YOUR GOAL >> Copy out each line of the listing that has the word "德国黑森州法兰克福" in it.

— Start SOURCE RECORDS —

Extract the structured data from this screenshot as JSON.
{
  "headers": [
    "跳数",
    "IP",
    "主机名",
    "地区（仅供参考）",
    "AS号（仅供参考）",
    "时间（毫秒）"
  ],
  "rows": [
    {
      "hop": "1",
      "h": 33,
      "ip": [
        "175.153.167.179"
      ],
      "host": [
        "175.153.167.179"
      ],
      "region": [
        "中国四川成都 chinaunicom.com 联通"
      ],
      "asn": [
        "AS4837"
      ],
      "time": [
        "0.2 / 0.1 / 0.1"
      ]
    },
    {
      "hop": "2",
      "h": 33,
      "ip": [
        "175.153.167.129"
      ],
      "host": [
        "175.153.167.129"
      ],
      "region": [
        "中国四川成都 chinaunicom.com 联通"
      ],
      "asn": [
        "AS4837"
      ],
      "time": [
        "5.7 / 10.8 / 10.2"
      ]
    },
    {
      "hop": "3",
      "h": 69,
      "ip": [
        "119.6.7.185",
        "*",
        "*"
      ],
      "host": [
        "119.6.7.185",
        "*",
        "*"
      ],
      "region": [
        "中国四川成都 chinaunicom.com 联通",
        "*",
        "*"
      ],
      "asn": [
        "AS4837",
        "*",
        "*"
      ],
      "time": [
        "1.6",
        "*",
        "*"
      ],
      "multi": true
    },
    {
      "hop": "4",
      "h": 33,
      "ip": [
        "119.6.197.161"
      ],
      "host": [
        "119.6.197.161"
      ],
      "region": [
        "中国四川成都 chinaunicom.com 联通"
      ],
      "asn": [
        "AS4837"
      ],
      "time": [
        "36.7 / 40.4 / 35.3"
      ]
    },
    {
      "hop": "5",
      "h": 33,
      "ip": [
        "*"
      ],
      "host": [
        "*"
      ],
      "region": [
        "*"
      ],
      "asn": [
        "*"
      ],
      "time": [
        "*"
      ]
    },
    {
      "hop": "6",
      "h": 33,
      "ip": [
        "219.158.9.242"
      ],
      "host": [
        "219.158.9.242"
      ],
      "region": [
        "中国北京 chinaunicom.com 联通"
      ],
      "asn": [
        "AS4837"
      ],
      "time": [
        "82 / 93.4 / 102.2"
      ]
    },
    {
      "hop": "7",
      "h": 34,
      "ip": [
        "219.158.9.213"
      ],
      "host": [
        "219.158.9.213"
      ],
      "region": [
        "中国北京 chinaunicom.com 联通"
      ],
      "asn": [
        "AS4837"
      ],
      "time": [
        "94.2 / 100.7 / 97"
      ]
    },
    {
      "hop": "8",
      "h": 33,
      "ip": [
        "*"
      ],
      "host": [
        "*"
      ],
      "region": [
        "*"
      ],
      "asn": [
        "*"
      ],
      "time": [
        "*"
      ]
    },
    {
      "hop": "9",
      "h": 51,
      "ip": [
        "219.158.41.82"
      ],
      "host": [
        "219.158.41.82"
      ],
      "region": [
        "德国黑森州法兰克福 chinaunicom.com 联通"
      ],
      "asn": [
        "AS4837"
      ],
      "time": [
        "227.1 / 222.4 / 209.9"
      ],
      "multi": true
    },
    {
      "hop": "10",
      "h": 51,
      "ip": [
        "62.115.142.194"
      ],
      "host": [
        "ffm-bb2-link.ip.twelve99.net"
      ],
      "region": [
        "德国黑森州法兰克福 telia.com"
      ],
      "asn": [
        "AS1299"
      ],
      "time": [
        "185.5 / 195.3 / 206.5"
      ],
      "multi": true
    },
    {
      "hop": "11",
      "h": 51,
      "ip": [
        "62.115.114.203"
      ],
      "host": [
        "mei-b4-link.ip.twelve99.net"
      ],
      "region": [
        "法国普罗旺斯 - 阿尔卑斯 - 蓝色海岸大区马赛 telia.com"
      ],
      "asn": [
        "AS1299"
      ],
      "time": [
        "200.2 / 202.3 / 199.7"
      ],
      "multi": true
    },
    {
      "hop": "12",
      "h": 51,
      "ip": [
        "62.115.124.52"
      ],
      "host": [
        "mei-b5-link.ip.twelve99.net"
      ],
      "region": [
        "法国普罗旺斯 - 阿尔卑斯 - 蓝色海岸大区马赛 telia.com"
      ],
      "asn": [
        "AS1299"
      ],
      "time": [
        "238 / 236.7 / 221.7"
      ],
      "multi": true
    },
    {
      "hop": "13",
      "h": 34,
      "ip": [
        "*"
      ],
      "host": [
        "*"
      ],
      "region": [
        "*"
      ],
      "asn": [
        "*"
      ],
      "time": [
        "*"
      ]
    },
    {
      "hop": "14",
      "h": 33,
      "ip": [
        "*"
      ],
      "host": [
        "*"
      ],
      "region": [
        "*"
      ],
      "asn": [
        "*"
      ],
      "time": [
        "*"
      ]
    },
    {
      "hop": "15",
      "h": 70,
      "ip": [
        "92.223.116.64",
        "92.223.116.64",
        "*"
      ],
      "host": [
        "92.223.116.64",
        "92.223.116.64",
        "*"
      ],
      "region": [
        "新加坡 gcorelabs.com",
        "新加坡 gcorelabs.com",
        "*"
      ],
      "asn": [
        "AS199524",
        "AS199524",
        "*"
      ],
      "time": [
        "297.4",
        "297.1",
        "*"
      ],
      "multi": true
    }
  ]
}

— End SOURCE RECORDS —

RIGHT ANSWER >>
        "德国黑森州法兰克福 chinaunicom.com 联通"
        "德国黑森州法兰克福 telia.com"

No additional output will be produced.